The entries that follow should be written out exactly.

§ Data in this exercise

[start]

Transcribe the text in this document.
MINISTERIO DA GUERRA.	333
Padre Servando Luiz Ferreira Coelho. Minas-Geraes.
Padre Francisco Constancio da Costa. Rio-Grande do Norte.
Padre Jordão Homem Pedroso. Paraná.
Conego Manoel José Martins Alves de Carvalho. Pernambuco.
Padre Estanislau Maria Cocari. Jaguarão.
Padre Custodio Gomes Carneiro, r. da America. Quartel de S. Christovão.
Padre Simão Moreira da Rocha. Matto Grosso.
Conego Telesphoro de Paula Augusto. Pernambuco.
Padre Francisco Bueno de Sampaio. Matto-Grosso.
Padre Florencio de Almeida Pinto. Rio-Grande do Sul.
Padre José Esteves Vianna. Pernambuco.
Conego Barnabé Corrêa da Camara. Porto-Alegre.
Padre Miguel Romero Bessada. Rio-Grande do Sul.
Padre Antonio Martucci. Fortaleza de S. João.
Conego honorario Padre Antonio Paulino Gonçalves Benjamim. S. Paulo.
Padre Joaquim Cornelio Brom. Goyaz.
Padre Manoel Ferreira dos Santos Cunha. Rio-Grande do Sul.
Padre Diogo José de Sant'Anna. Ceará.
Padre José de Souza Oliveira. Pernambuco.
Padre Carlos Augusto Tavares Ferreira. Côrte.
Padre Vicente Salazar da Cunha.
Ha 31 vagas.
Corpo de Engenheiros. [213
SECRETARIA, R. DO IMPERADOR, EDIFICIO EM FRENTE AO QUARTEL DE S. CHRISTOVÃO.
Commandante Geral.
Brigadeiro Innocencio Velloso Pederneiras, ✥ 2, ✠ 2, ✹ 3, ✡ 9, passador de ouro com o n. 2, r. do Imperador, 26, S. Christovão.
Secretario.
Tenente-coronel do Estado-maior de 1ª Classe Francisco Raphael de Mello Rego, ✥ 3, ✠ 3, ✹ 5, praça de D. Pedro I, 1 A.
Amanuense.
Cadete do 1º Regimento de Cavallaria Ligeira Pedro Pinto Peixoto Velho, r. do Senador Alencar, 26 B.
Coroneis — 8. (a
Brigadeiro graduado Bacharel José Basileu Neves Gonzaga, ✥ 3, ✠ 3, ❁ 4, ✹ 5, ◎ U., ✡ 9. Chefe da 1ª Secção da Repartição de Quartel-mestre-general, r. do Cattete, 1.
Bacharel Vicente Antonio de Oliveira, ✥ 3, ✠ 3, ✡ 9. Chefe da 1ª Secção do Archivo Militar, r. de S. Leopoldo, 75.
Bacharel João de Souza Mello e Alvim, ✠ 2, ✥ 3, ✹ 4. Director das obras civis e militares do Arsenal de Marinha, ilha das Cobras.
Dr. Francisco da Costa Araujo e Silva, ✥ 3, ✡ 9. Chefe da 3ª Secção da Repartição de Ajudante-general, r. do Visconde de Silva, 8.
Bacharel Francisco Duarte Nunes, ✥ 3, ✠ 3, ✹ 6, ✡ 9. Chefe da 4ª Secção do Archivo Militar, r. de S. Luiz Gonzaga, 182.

[end]

§ Solution for this exercise
Transcribe the text in this document.
MINISTERIO DA GUERRA.	333
Padre Servando Luiz Ferreira Coelho. Minas-Geraes.
Padre Francisco Constancio da Costa. Rio-Grande do Norte.
Padre Jordão Homem Pedroso. Paraná.
Conego Manoel José Martins Alves de Carvalho. Pernambuco.
Padre Estanislau Maria Cocari. Jaguarão.
Padre Custodio Gomes Carneiro, r. da America. Quartel de S. Christovão.
Padre Simão Moreira da Rocha. Matto Grosso.
Conego Telesphoro de Paula Augusto. Pernambuco.
Padre Francisco Bueno de Sampaio. Matto-Grosso.
Padre Florencio de Almeida Pinto. Rio-Grande do Sul.
Padre José Esteves Vianna. Pernambuco.
Conego Barnabé Corrêa da Camara. Porto-Alegre.
Padre Miguel Romero Bessada. Rio-Grande do Sul.
Padre Antonio Martucci. Fortaleza de S. João.
Conego honorario Padre Antonio Paulino Gonçalves Benjamim. S. Paulo.
Padre Joaquim Cornelio Brom. Goyaz.
Padre Manoel Ferreira dos Santos Cunha. Rio-Grande do Sul.
Padre Diogo José de Sant'Anna. Ceará.
Padre José de Souza Oliveira. Pernambuco.
Padre Carlos Augusto Tavares Ferreira. Côrte.
Padre Vicente Salazar da Cunha.
Ha 31 vagas.
Corpo de Engenheiros. [213
SECRETARIA, R. DO IMPERADOR, EDIFICIO EM FRENTE AO QUARTEL DE S. CHRISTOVÃO.
Commandante Geral.
Brigadeiro Innocencio Velloso Pederneiras, ✥ 2, ✠ 2, ✹ 3, ✡ 9, passador de ouro com o n. 2, r. do Imperador, 26, S. Christovão.
Secretario.
Tenente-coronel do Estado-maior de 1ª Classe Francisco Raphael de Mello Rego, ✥ 3, ✠ 3, ✹ 5, praça de D. Pedro I, 1 A.
Amanuense.
Cadete do 1º Regimento de Cavallaria Ligeira Pedro Pinto Peixoto Velho, r. do Senador Alencar, 26 B.
Coroneis — 8. (a
Brigadeiro graduado Bacharel José Basileu Neves Gonzaga, ✥ 3, ✠ 3, ❁ 4, ✹ 5, ◎ U., ✡ 9. Chefe da 1ª Secção da Repartição de Quartel-mestre-general, r. do Cattete, 1.
Bacharel Vicente Antonio de Oliveira, ✥ 3, ✠ 3, ✡ 9. Chefe da 1ª Secção do Archivo Militar, r. de S. Leopoldo, 75.
Bacharel João de Souza Mello e Alvim, ✠ 2, ✥ 3, ✹ 4. Director das obras civis e militares do Arsenal de Marinha, ilha das Cobras.
Dr. Francisco da Costa Araujo e Silva, ✥ 3, ✡ 9. Chefe da 3ª Secção da Repartição de Ajudante-general, r. do Visconde de Silva, 8.
Bacharel Francisco Duarte Nunes, ✥ 3, ✠ 3, ✹ 6, ✡ 9. Chefe da 4ª Secção do Archivo Militar, r. de S. Luiz Gonzaga, 182.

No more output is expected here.